--- BEGIN ---
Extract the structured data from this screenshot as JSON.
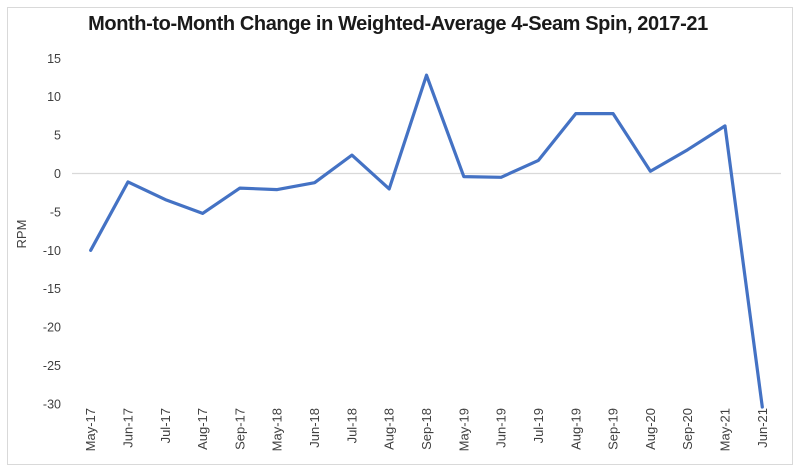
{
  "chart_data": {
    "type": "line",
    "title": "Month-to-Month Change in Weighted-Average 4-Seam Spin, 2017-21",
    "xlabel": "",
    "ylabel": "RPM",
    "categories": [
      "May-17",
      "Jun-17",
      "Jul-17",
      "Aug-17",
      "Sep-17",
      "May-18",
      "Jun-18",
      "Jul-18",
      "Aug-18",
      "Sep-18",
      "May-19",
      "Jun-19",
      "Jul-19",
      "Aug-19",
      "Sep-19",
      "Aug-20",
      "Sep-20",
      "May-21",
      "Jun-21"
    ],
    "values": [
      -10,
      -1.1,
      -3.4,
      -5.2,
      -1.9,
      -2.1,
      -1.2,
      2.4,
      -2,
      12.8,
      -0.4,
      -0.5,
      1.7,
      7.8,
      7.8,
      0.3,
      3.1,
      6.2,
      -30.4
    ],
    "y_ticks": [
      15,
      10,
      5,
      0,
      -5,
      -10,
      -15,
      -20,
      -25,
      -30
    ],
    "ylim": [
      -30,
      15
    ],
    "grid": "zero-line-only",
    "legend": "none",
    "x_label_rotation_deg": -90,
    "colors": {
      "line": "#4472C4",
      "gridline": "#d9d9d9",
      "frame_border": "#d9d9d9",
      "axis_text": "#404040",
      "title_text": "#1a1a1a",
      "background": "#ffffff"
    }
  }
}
--- END ---
--- BEGIN ---
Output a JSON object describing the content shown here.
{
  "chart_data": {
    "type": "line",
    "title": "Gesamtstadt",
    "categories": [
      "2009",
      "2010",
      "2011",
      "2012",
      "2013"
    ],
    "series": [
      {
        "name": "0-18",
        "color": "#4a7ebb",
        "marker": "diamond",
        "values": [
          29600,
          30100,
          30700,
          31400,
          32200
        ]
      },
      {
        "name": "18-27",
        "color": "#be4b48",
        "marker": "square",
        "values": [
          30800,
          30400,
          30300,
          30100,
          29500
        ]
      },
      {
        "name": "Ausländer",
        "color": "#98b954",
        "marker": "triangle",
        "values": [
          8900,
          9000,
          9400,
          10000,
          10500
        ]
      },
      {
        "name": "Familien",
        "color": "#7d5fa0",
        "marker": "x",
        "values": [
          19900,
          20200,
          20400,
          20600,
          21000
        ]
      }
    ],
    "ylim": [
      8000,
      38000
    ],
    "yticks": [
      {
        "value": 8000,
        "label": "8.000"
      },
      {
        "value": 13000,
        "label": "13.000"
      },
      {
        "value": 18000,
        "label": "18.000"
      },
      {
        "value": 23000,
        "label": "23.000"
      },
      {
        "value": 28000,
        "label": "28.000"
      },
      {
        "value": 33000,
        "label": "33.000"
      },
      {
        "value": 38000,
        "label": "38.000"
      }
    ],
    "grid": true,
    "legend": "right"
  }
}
--- END ---
--- BEGIN ---
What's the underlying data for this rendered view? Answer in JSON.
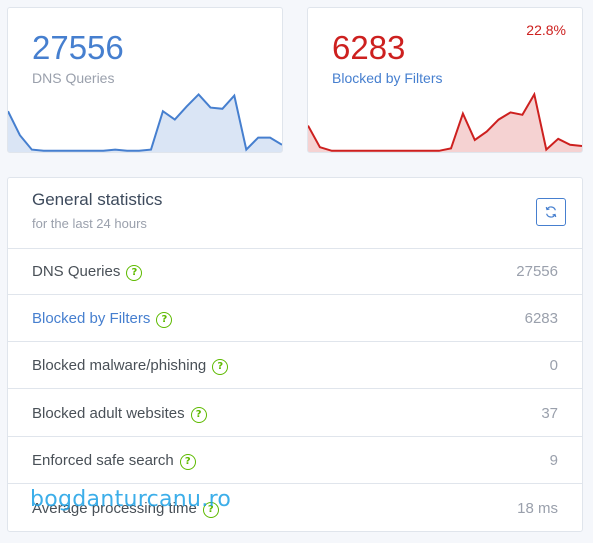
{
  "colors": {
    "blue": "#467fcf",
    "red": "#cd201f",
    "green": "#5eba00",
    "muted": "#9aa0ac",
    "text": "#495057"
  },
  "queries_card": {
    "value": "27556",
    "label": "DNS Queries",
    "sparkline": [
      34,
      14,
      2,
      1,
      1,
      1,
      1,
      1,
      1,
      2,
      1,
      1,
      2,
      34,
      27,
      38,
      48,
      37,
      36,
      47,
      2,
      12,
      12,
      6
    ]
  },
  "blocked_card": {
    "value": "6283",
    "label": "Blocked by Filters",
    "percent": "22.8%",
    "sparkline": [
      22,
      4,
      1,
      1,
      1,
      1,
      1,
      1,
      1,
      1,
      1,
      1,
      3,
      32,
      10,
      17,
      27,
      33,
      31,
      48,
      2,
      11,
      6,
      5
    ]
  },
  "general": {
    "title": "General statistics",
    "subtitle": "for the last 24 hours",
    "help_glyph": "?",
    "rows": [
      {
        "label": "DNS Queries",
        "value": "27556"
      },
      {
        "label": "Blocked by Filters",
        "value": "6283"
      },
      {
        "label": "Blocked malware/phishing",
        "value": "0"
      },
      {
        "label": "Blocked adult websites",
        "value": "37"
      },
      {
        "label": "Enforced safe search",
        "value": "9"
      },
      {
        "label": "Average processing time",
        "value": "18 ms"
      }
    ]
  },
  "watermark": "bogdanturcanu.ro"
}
--- END ---
Given exercise: Select and copy every line from the records that includes the word "Average".

Full output:
    "title": "Month-to-Month Change in Weighted-Average 4-Seam Spin, 2017-21",
        "label": "Average processing time",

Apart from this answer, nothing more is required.